**** Given data ****

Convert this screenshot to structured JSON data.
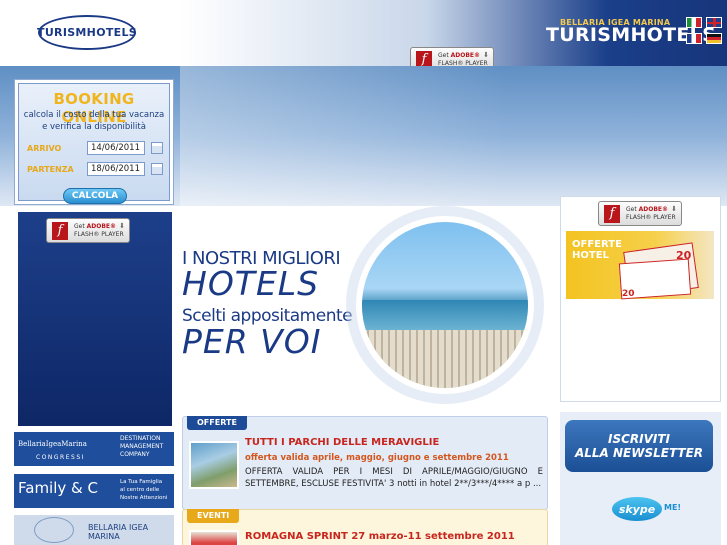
{
  "header": {
    "logo_text": "TURISMHOTELS",
    "brand_location": "BELLARIA IGEA MARINA",
    "brand_name": "TURISMHOTELS",
    "languages": [
      "it",
      "en",
      "fr",
      "de"
    ]
  },
  "flash_badge": {
    "get": "Get",
    "adobe": "ADOBE®",
    "player": "FLASH® PLAYER",
    "icon": "flash-icon"
  },
  "booking": {
    "title": "BOOKING ONLINE",
    "subtitle_line1": "calcola il costo della tua vacanza",
    "subtitle_line2": "e verifica la disponibilità",
    "arrivo_label": "ARRIVO",
    "arrivo_value": "14/06/2011",
    "partenza_label": "PARTENZA",
    "partenza_value": "18/06/2011",
    "button": "CALCOLA"
  },
  "hero": {
    "line1": "I NOSTRI MIGLIORI",
    "line2": "HOTELS",
    "line3": "Scelti appositamente",
    "line4": "PER VOI"
  },
  "right": {
    "offerte_hotel_line1": "OFFERTE",
    "offerte_hotel_line2": "HOTEL",
    "offer_num1": "20",
    "offer_num2": "20",
    "newsletter_line1": "ISCRIVITI",
    "newsletter_line2": "ALLA NEWSLETTER",
    "skype": "skype",
    "skype_me": "ME!"
  },
  "banners": {
    "congressi_name": "BellariaIgeaMarina",
    "congressi_sub": "CONGRESSI",
    "congressi_right": [
      "DESTINATION",
      "MANAGEMENT",
      "COMPANY"
    ],
    "family_name": "Family & C",
    "family_right": [
      "La Tua Famiglia",
      "al centro delle",
      "Nostre Attenzioni"
    ],
    "bim_label": "BELLARIA IGEA MARINA"
  },
  "news": [
    {
      "tag": "OFFERTE",
      "title": "TUTTI I PARCHI DELLE MERAVIGLIE",
      "subtitle": "offerta valida aprile, maggio, giugno e settembre 2011",
      "body": "OFFERTA VALIDA PER I MESI DI APRILE/MAGGIO/GIUGNO E SETTEMBRE, ESCLUSE FESTIVITA' 3 notti in hotel 2**/3***/4**** a p ..."
    },
    {
      "tag": "EVENTI",
      "title": "ROMAGNA SPRINT 27 marzo-11 settembre 2011"
    }
  ],
  "colors": {
    "brand_blue": "#1b3a86",
    "accent_yellow": "#f0b51e",
    "news_red": "#c8251e"
  }
}
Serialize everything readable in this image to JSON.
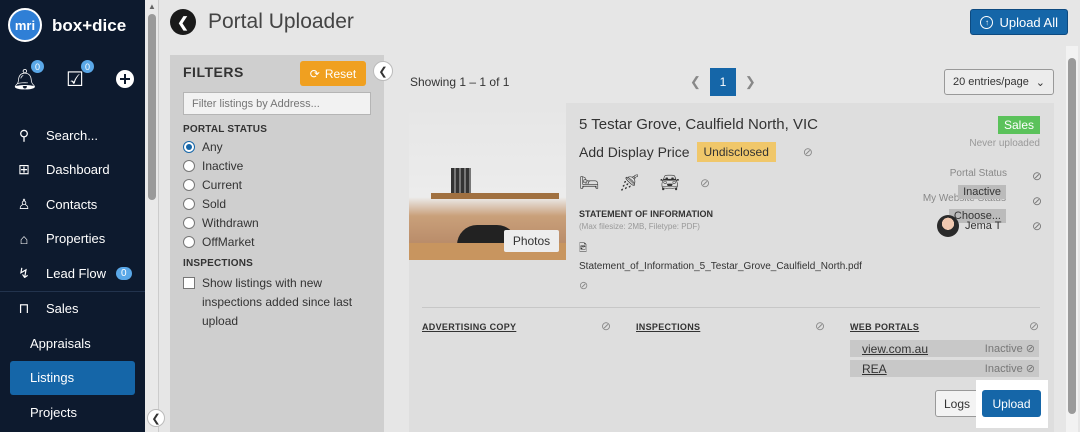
{
  "sidebar": {
    "logo_text": "mri",
    "brand": "box+dice",
    "notif_badge": "0",
    "tasks_badge": "0",
    "items": [
      {
        "label": "Search..."
      },
      {
        "label": "Dashboard"
      },
      {
        "label": "Contacts"
      },
      {
        "label": "Properties"
      },
      {
        "label": "Lead Flow",
        "badge": "0"
      },
      {
        "label": "Sales"
      },
      {
        "label": "Appraisals"
      },
      {
        "label": "Listings"
      },
      {
        "label": "Projects"
      }
    ]
  },
  "header": {
    "title": "Portal Uploader",
    "upload_all": "Upload All"
  },
  "filters": {
    "title": "FILTERS",
    "reset": "Reset",
    "search_placeholder": "Filter listings by Address...",
    "portal_status_title": "PORTAL STATUS",
    "statuses": [
      "Any",
      "Inactive",
      "Current",
      "Sold",
      "Withdrawn",
      "OffMarket"
    ],
    "selected_status": "Any",
    "inspections_title": "INSPECTIONS",
    "inspections_checkbox": "Show listings with new inspections added since last upload"
  },
  "results": {
    "showing": "Showing 1 – 1 of 1",
    "page": "1",
    "entries": "20 entries/page"
  },
  "listing": {
    "photos_label": "Photos",
    "address": "5 Testar Grove, Caulfield North, VIC",
    "display_price_label": "Add Display Price",
    "display_price_value": "Undisclosed",
    "type_badge": "Sales",
    "upload_state": "Never uploaded",
    "soi_title": "STATEMENT OF INFORMATION",
    "soi_hint": "(Max filesize: 2MB, Filetype: PDF)",
    "soi_file": "Statement_of_Information_5_Testar_Grove_Caulfield_North.pdf",
    "portal_status_label": "Portal Status",
    "portal_status_value": "Inactive",
    "my_website_status_label": "My Website Status",
    "choose_label": "Choose...",
    "agent_name": "Jema T",
    "sections": {
      "advertising_copy": "ADVERTISING COPY",
      "inspections": "INSPECTIONS",
      "web_portals": "WEB PORTALS"
    },
    "portals": [
      {
        "name": "view.com.au",
        "status": "Inactive"
      },
      {
        "name": "REA",
        "status": "Inactive"
      }
    ],
    "logs_button": "Logs",
    "upload_button": "Upload"
  },
  "colors": {
    "sidebar_bg": "#0d1a2e",
    "accent_blue": "#1566a8",
    "reset_orange": "#f0a020",
    "sales_green": "#5bc25b",
    "undisclosed_yellow": "#f0c76a"
  }
}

****

## Do this
Set down every entry word for word, but omit the pictures.

## Exercise output
Convert this screenshot to structured JSON data.
{
  "header": {
    "logo_text": "TURISMHOTELS",
    "brand_location": "BELLARIA IGEA MARINA",
    "brand_name": "TURISMHOTELS",
    "languages": [
      "it",
      "en",
      "fr",
      "de"
    ]
  },
  "flash_badge": {
    "get": "Get",
    "adobe": "ADOBE®",
    "player": "FLASH® PLAYER",
    "icon": "flash-icon"
  },
  "booking": {
    "title": "BOOKING ONLINE",
    "subtitle_line1": "calcola il costo della tua vacanza",
    "subtitle_line2": "e verifica la disponibilità",
    "arrivo_label": "ARRIVO",
    "arrivo_value": "14/06/2011",
    "partenza_label": "PARTENZA",
    "partenza_value": "18/06/2011",
    "button": "CALCOLA"
  },
  "hero": {
    "line1": "I NOSTRI MIGLIORI",
    "line2": "HOTELS",
    "line3": "Scelti appositamente",
    "line4": "PER VOI"
  },
  "right": {
    "offerte_hotel_line1": "OFFERTE",
    "offerte_hotel_line2": "HOTEL",
    "offer_num1": "20",
    "offer_num2": "20",
    "newsletter_line1": "ISCRIVITI",
    "newsletter_line2": "ALLA NEWSLETTER",
    "skype": "skype",
    "skype_me": "ME!"
  },
  "banners": {
    "congressi_name": "BellariaIgeaMarina",
    "congressi_sub": "CONGRESSI",
    "congressi_right": [
      "DESTINATION",
      "MANAGEMENT",
      "COMPANY"
    ],
    "family_name": "Family & C",
    "family_right": [
      "La Tua Famiglia",
      "al centro delle",
      "Nostre Attenzioni"
    ],
    "bim_label": "BELLARIA IGEA MARINA"
  },
  "news": [
    {
      "tag": "OFFERTE",
      "title": "TUTTI I PARCHI DELLE MERAVIGLIE",
      "subtitle": "offerta valida aprile, maggio, giugno e settembre 2011",
      "body": "OFFERTA VALIDA PER I MESI DI APRILE/MAGGIO/GIUGNO E SETTEMBRE, ESCLUSE FESTIVITA' 3 notti in hotel 2**/3***/4**** a p ..."
    },
    {
      "tag": "EVENTI",
      "title": "ROMAGNA SPRINT 27 marzo-11 settembre 2011"
    }
  ],
  "colors": {
    "brand_blue": "#1b3a86",
    "accent_yellow": "#f0b51e",
    "news_red": "#c8251e"
  }
}
Serialize everything readable in this image to JSON.
{
  "sidebar": {
    "logo_text": "mri",
    "brand": "box+dice",
    "notif_badge": "0",
    "tasks_badge": "0",
    "items": [
      {
        "label": "Search..."
      },
      {
        "label": "Dashboard"
      },
      {
        "label": "Contacts"
      },
      {
        "label": "Properties"
      },
      {
        "label": "Lead Flow",
        "badge": "0"
      },
      {
        "label": "Sales"
      },
      {
        "label": "Appraisals"
      },
      {
        "label": "Listings"
      },
      {
        "label": "Projects"
      }
    ]
  },
  "header": {
    "title": "Portal Uploader",
    "upload_all": "Upload All"
  },
  "filters": {
    "title": "FILTERS",
    "reset": "Reset",
    "search_placeholder": "Filter listings by Address...",
    "portal_status_title": "PORTAL STATUS",
    "statuses": [
      "Any",
      "Inactive",
      "Current",
      "Sold",
      "Withdrawn",
      "OffMarket"
    ],
    "selected_status": "Any",
    "inspections_title": "INSPECTIONS",
    "inspections_checkbox": "Show listings with new inspections added since last upload"
  },
  "results": {
    "showing": "Showing 1 – 1 of 1",
    "page": "1",
    "entries": "20 entries/page"
  },
  "listing": {
    "photos_label": "Photos",
    "address": "5 Testar Grove, Caulfield North, VIC",
    "display_price_label": "Add Display Price",
    "display_price_value": "Undisclosed",
    "type_badge": "Sales",
    "upload_state": "Never uploaded",
    "soi_title": "STATEMENT OF INFORMATION",
    "soi_hint": "(Max filesize: 2MB, Filetype: PDF)",
    "soi_file": "Statement_of_Information_5_Testar_Grove_Caulfield_North.pdf",
    "portal_status_label": "Portal Status",
    "portal_status_value": "Inactive",
    "my_website_status_label": "My Website Status",
    "choose_label": "Choose...",
    "agent_name": "Jema T",
    "sections": {
      "advertising_copy": "ADVERTISING COPY",
      "inspections": "INSPECTIONS",
      "web_portals": "WEB PORTALS"
    },
    "portals": [
      {
        "name": "view.com.au",
        "status": "Inactive"
      },
      {
        "name": "REA",
        "status": "Inactive"
      }
    ],
    "logs_button": "Logs",
    "upload_button": "Upload"
  },
  "colors": {
    "sidebar_bg": "#0d1a2e",
    "accent_blue": "#1566a8",
    "reset_orange": "#f0a020",
    "sales_green": "#5bc25b",
    "undisclosed_yellow": "#f0c76a"
  }
}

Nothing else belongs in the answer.